### TUJUAN LATIHAN:
Tuliskan kembali secara persis bagian teks tentang ekonomi Maluku di bawah, mulai dari "Begitulah seharusnya ekonomi" dan terus sampai "(manisnya panjang sekali).".

### TEKS PILIHAN:
▼

Oleh : Charles Gigir Anidlah
Saya selalu percaya, ekonomi yang tangguh itu tidak harus besar. Tentu termasuk ekonomi Maluku juga. Yang penting: punya daya tahan.
Seperti perahu para nelayan kita di banyak tempat kecil, tapi tahu arah angin. Mereka selalu bisa menunggu badai reda, lalu kembali berlayar.
Begitulah seharusnya ekonomi daerah kita, tidak perlu meniru Jakarta, atau Makassar, cukup bisa berdiri di atas kekuatannya sendiri.
Hari ini, kita berbicara tentang bagaimana Maluku keluar dari kerapuhan ekonomi. Tentang bagaimana provinsi kepulauan ini melangkah dari sekadar “bertahan hidup” menjadi “berdaya saing”.
Tentang ekonomi yang inflasinya terkendali, harga-harganya stabil, pertumbuhan riilnya naik, PAD-nya meningkat, dan akhirnya: tangguh serta berkelanjutan (manisnya panjang sekali).

▲

### BAHAN YANG DIBERIKAN:
▼

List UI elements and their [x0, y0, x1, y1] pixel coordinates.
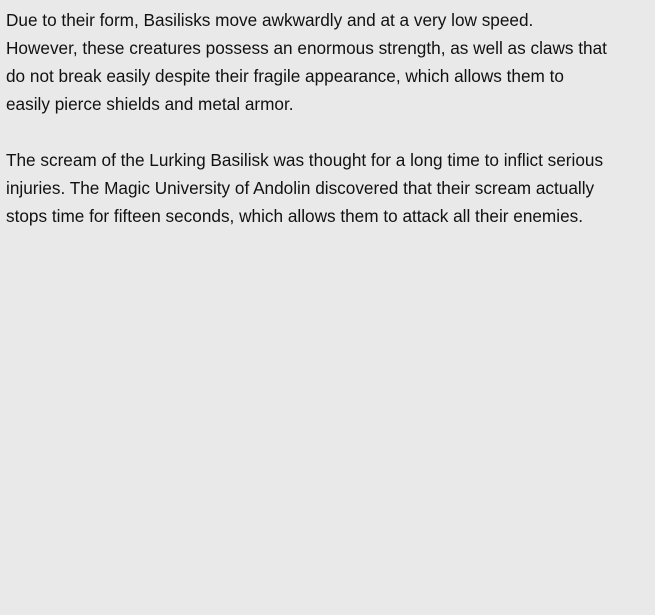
- paragraph-basilisk-movement: Due to their form, Basilisks move awkwar…: [6, 10, 607, 114]
- paragraph-basilisk-scream: The scream of the Lurking Basilisk was t…: [6, 150, 604, 226]
- document-page: Due to their form, Basilisks move awkwar…: [0, 0, 655, 615]
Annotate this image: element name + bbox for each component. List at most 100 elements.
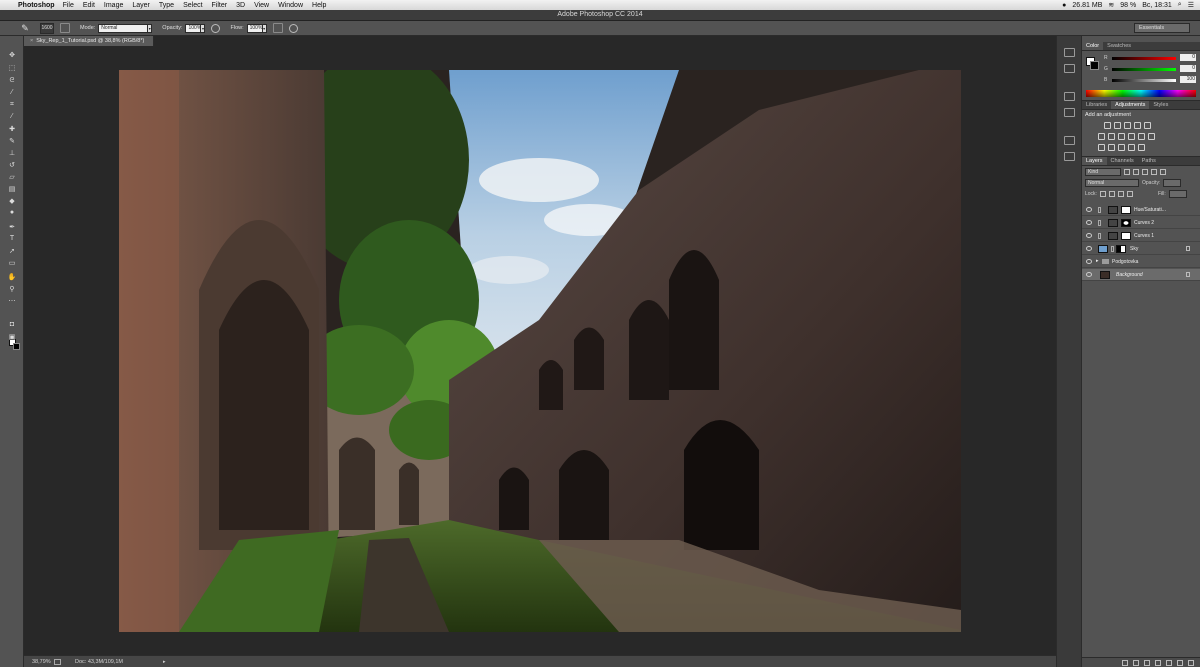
menu-app-name[interactable]: Photoshop — [18, 2, 55, 9]
menu-image[interactable]: Image — [104, 2, 123, 9]
filter-pixel-icon[interactable] — [1124, 168, 1130, 175]
marquee-tool-icon[interactable]: ⬚ — [7, 63, 17, 72]
filter-smart-object-icon[interactable] — [1160, 168, 1166, 175]
layer-filter-kind-select[interactable]: Kind — [1085, 167, 1121, 176]
eyedropper-tool-icon[interactable]: ⁄ — [7, 112, 17, 121]
tablet-pressure-size-icon[interactable] — [288, 23, 298, 33]
zoom-level-field[interactable]: 38,79% — [32, 659, 51, 665]
tab-libraries[interactable]: Libraries — [1082, 101, 1111, 109]
filter-adjustment-icon[interactable] — [1133, 168, 1139, 175]
workspace-switcher[interactable]: Essentials — [1134, 23, 1190, 33]
eraser-tool-icon[interactable]: ▱ — [7, 172, 17, 181]
layer-name[interactable]: Sky — [1130, 245, 1138, 253]
green-track[interactable] — [1112, 68, 1176, 71]
document-canvas-photo[interactable] — [119, 70, 961, 632]
curves-icon[interactable] — [1124, 122, 1131, 129]
blue-track[interactable] — [1112, 79, 1176, 82]
tab-styles[interactable]: Styles — [1149, 101, 1172, 109]
blend-mode-select[interactable]: Normal — [1085, 178, 1139, 187]
delete-layer-icon[interactable] — [1188, 659, 1194, 666]
zoom-tool-icon[interactable]: ⚲ — [7, 284, 17, 293]
red-track[interactable] — [1112, 57, 1176, 60]
extra-tool-icon[interactable]: ⋯ — [7, 296, 17, 305]
red-value-field[interactable]: 0 — [1180, 54, 1196, 61]
mode-select[interactable]: Normal — [98, 23, 149, 33]
status-menu-arrow-icon[interactable]: ▸ — [163, 659, 166, 665]
menu-view[interactable]: View — [254, 2, 269, 9]
type-tool-icon[interactable]: T — [7, 234, 17, 243]
new-adjustment-layer-icon[interactable] — [1155, 659, 1161, 666]
tab-adjustments[interactable]: Adjustments — [1111, 101, 1150, 109]
layer-name[interactable]: Curves 1 — [1134, 232, 1154, 240]
layer-name[interactable]: Hue/Saturati... — [1134, 206, 1166, 214]
brush-size-field[interactable]: 1600 — [40, 22, 54, 34]
rectangle-tool-icon[interactable]: ▭ — [7, 258, 17, 267]
black-white-icon[interactable] — [1118, 133, 1125, 140]
close-document-icon[interactable]: × — [30, 38, 33, 44]
levels-icon[interactable] — [1114, 122, 1121, 129]
layer-style-icon[interactable] — [1133, 659, 1139, 666]
search-icon[interactable]: ⌕ — [1178, 1, 1182, 9]
layer-row[interactable]: Sky — [1082, 243, 1200, 255]
gradient-tool-icon[interactable]: ▤ — [7, 184, 17, 193]
move-tool-icon[interactable]: ✥ — [7, 50, 17, 59]
group-expand-caret-icon[interactable]: ▸ — [1096, 258, 1099, 264]
tab-swatches[interactable]: Swatches — [1103, 42, 1135, 50]
hand-tool-icon[interactable]: ✋ — [7, 272, 17, 281]
background-color-swatch[interactable] — [13, 343, 20, 350]
menu-filter[interactable]: Filter — [212, 2, 228, 9]
tab-paths[interactable]: Paths — [1138, 157, 1160, 165]
tab-color[interactable]: Color — [1082, 42, 1104, 50]
actions-panel-icon[interactable] — [1064, 64, 1075, 73]
list-icon[interactable]: ☰ — [1188, 1, 1194, 9]
brush-preset-picker[interactable]: ✎ — [14, 23, 36, 34]
layer-mask-thumb[interactable] — [1121, 232, 1131, 240]
menu-3d[interactable]: 3D — [236, 2, 245, 9]
clone-stamp-tool-icon[interactable]: ⊥ — [7, 148, 17, 157]
vibrance-triangle-icon[interactable] — [1144, 122, 1151, 129]
wifi-icon[interactable]: ≋ — [1108, 1, 1114, 9]
layer-mask-thumb[interactable] — [1121, 206, 1131, 214]
color-balance-icon[interactable] — [1108, 133, 1115, 140]
channel-mixer-icon[interactable] — [1138, 133, 1145, 140]
paragraph-panel-icon[interactable] — [1064, 152, 1075, 161]
posterize-icon[interactable] — [1108, 144, 1115, 151]
history-brush-tool-icon[interactable]: ↺ — [7, 160, 17, 169]
layer-name[interactable]: Curves 2 — [1134, 219, 1154, 227]
info-panel-icon[interactable] — [1064, 108, 1075, 117]
brightness-contrast-icon[interactable] — [1104, 122, 1111, 129]
color-lookup-icon[interactable] — [1148, 133, 1155, 140]
airbrush-icon[interactable] — [272, 23, 283, 33]
gradient-map-icon[interactable] — [1138, 144, 1145, 151]
character-panel-icon[interactable] — [1064, 136, 1075, 145]
path-selection-tool-icon[interactable]: ➚ — [7, 246, 17, 255]
visibility-eye-icon[interactable] — [1086, 272, 1092, 277]
selective-color-icon[interactable] — [1128, 144, 1135, 151]
lock-icon[interactable] — [1186, 272, 1190, 277]
menu-select[interactable]: Select — [183, 2, 202, 9]
layer-row[interactable]: Curves 2 — [1082, 217, 1200, 229]
status-share-icon[interactable] — [54, 658, 61, 665]
hue-saturation-icon[interactable] — [1098, 133, 1105, 140]
opacity-field[interactable]: 100% — [185, 23, 202, 33]
layer-name[interactable]: Podgotovka — [1112, 258, 1138, 266]
document-tab[interactable]: × Sky_Rep_1_Tutorial.psd @ 38,8% (RGB/8*) — [24, 36, 154, 46]
healing-brush-tool-icon[interactable]: ✚ — [7, 124, 17, 133]
red-slider[interactable]: R 0 — [1104, 54, 1198, 63]
exposure-icon[interactable] — [1134, 122, 1141, 129]
menu-layer[interactable]: Layer — [132, 2, 150, 9]
history-panel-icon[interactable] — [1064, 48, 1075, 57]
visibility-eye-icon[interactable] — [1086, 220, 1092, 225]
opacity-dropdown-icon[interactable]: ▾ — [200, 23, 206, 33]
new-group-icon[interactable] — [1166, 659, 1172, 666]
new-layer-icon[interactable] — [1177, 659, 1183, 666]
visibility-eye-icon[interactable] — [1086, 233, 1092, 238]
memory-icon[interactable]: ● — [1062, 2, 1066, 9]
properties-panel-icon[interactable] — [1064, 92, 1075, 101]
flow-field[interactable]: 100% — [246, 23, 263, 33]
blur-tool-icon[interactable]: ◆ — [7, 196, 17, 205]
invert-icon[interactable] — [1098, 144, 1105, 151]
crop-tool-icon[interactable]: ⌗ — [7, 100, 17, 109]
threshold-icon[interactable] — [1118, 144, 1125, 151]
pen-tool-icon[interactable]: ✒ — [7, 222, 17, 231]
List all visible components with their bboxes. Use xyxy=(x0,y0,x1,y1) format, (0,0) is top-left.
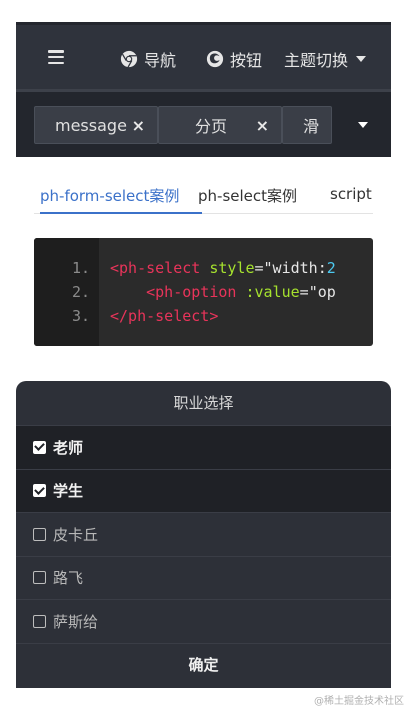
code-tag: <ph-option xyxy=(146,283,237,301)
code-tag: <ph-select xyxy=(110,259,201,277)
option-label: 路飞 xyxy=(53,569,84,588)
confirm-button[interactable]: 确定 xyxy=(16,643,391,687)
example-tabs: ph-form-select案例 ph-select案例 script xyxy=(34,185,373,214)
tabs-dropdown-button[interactable] xyxy=(332,106,391,144)
option-label: 萨斯给 xyxy=(53,612,99,631)
line-number: 1. xyxy=(71,259,90,277)
tab-form-select-example[interactable]: ph-form-select案例 xyxy=(40,185,202,214)
profession-picker: 职业选择 老师 学生 皮卡丘 路飞 萨斯给 确定 xyxy=(16,381,391,688)
firefox-icon xyxy=(206,50,224,68)
watermark: @稀土掘金技术社区 xyxy=(314,696,404,707)
option-label: 学生 xyxy=(53,482,84,501)
option-label: 老师 xyxy=(53,438,84,457)
nav-item-label: 按钮 xyxy=(230,51,263,70)
nav-item-buttons[interactable]: 按钮 xyxy=(206,47,262,71)
nav-item-label: 主题切换 xyxy=(284,51,349,70)
tab-label: 滑 xyxy=(303,117,320,136)
checkbox-checked-icon[interactable] xyxy=(33,440,46,454)
nav-item-label: 导航 xyxy=(144,51,177,70)
line-number: 2. xyxy=(71,283,90,301)
tab-bar: message × 分页 × 滑 xyxy=(16,89,391,157)
nav-item-navigation[interactable]: 导航 xyxy=(120,47,176,71)
app-frame: 导航 按钮 主题切换 message × 分页 × 滑 ph-form-sele… xyxy=(16,22,391,688)
picker-title: 职业选择 xyxy=(16,381,391,426)
code-attr: :value xyxy=(245,283,300,301)
code-attr: style xyxy=(209,259,255,277)
nav-item-theme-switch[interactable]: 主题切换 xyxy=(284,47,367,71)
chevron-down-icon xyxy=(356,56,367,62)
checkbox-unchecked-icon[interactable] xyxy=(33,527,46,541)
code-string: "width: xyxy=(263,259,327,277)
tab-label: ph-select案例 xyxy=(198,187,298,205)
top-nav: 导航 按钮 主题切换 xyxy=(16,22,391,89)
code-line: </ph-select> xyxy=(110,304,336,328)
checkbox-checked-icon[interactable] xyxy=(33,484,46,498)
tab-pagination[interactable]: 分页 × xyxy=(158,106,282,144)
code-eq: = xyxy=(254,259,264,277)
tab-slide[interactable]: 滑 xyxy=(282,106,332,144)
tab-label: 分页 xyxy=(195,117,228,136)
code-number: 2 xyxy=(326,259,336,277)
chevron-down-icon xyxy=(357,122,368,128)
chrome-icon xyxy=(120,50,138,68)
code-line: <ph-option :value="op xyxy=(110,280,336,304)
code-eq: = xyxy=(299,283,309,301)
line-numbers: 1. 2. 3. xyxy=(34,238,99,346)
code-tag: </ph-select> xyxy=(110,307,219,325)
close-icon[interactable]: × xyxy=(132,116,145,135)
code-string: "op xyxy=(308,283,336,301)
tab-message[interactable]: message × xyxy=(34,106,158,144)
checkbox-unchecked-icon[interactable] xyxy=(33,614,46,628)
tab-label: script xyxy=(330,185,372,203)
option-sasuke[interactable]: 萨斯给 xyxy=(16,600,391,644)
code-lines: <ph-select style="width:2 <ph-option :va… xyxy=(110,256,336,328)
tab-script[interactable]: script xyxy=(330,185,372,214)
code-line: <ph-select style="width:2 xyxy=(110,256,336,280)
option-pikachu[interactable]: 皮卡丘 xyxy=(16,513,391,557)
code-block: 1. 2. 3. <ph-select style="width:2 <ph-o… xyxy=(34,238,373,346)
option-luffy[interactable]: 路飞 xyxy=(16,557,391,600)
hamburger-menu-icon[interactable] xyxy=(46,48,66,66)
tab-label: message xyxy=(55,115,127,135)
line-number: 3. xyxy=(71,307,90,325)
option-label: 皮卡丘 xyxy=(53,525,99,544)
checkbox-unchecked-icon[interactable] xyxy=(33,571,46,585)
close-icon[interactable]: × xyxy=(256,116,269,135)
tab-label: ph-form-select案例 xyxy=(40,187,180,205)
option-student[interactable]: 学生 xyxy=(16,469,391,513)
tab-select-example[interactable]: ph-select案例 xyxy=(198,185,297,214)
option-teacher[interactable]: 老师 xyxy=(16,426,391,470)
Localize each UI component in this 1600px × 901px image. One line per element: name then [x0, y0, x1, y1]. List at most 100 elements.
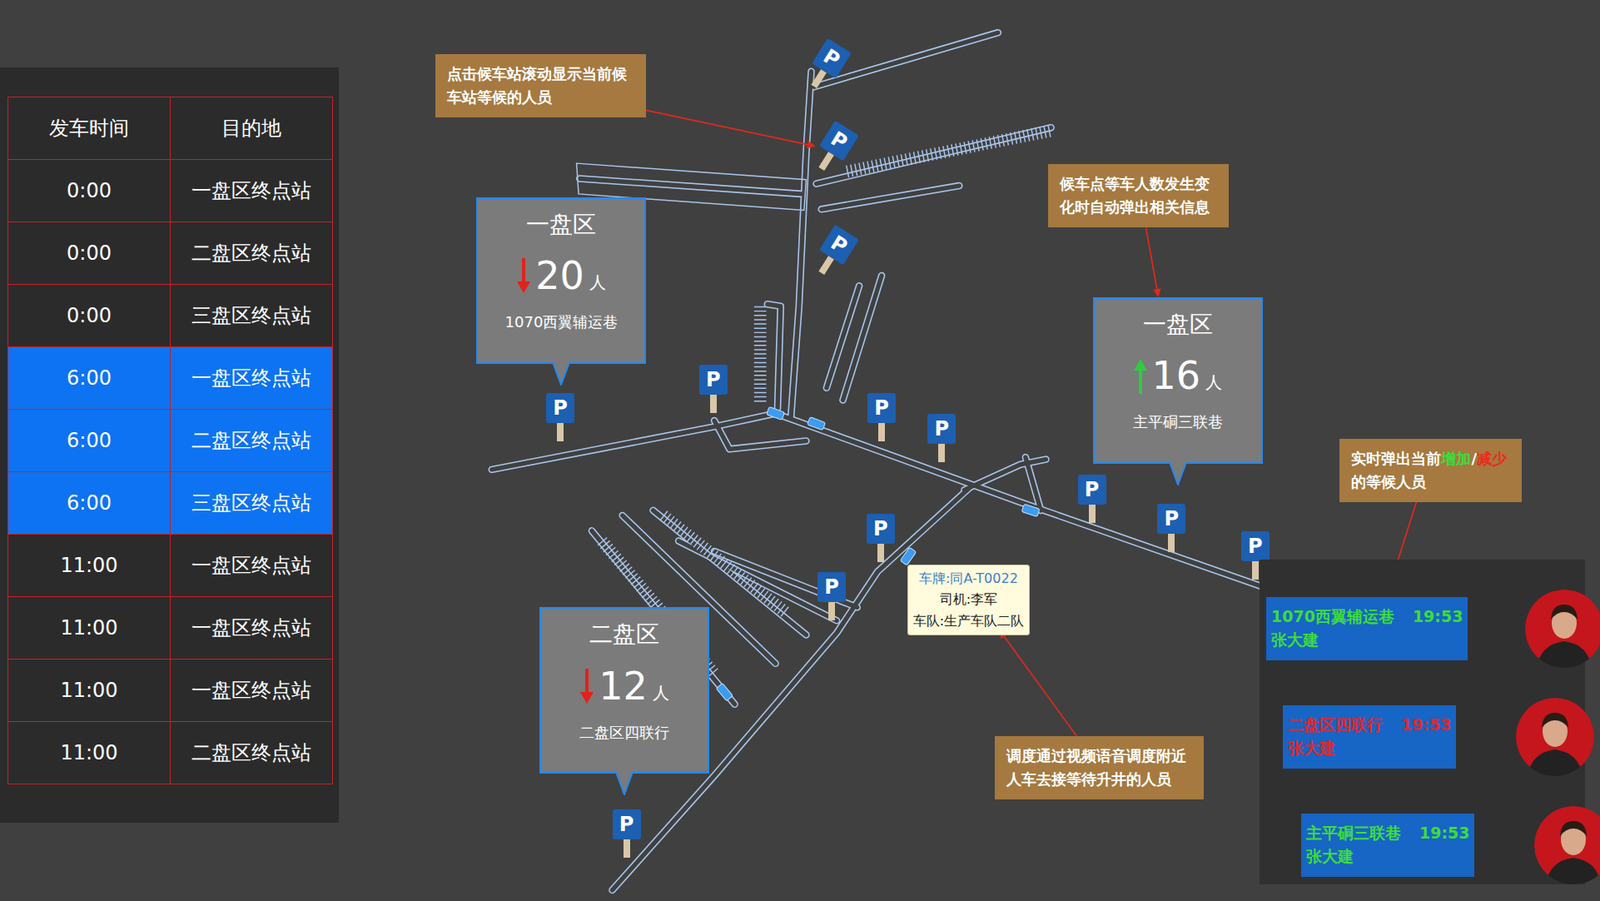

▲

### JAWABAN LENGKAP:
Begitulah seharusnya ekonomi daerah kita, tidak perlu meniru Jakarta, atau Makassar, cukup bisa berdiri di atas kekuatannya sendiri.
Hari ini, kita berbicara tentang bagaimana Maluku keluar dari kerapuhan ekonomi. Tentang bagaimana provinsi kepulauan ini melangkah dari sekadar “bertahan hidup” menjadi “berdaya saing”.
Tentang ekonomi yang inflasinya terkendali, harga-harganya stabil, pertumbuhan riilnya naik, PAD-nya meningkat, dan akhirnya: tangguh serta berkelanjutan (manisnya panjang sekali).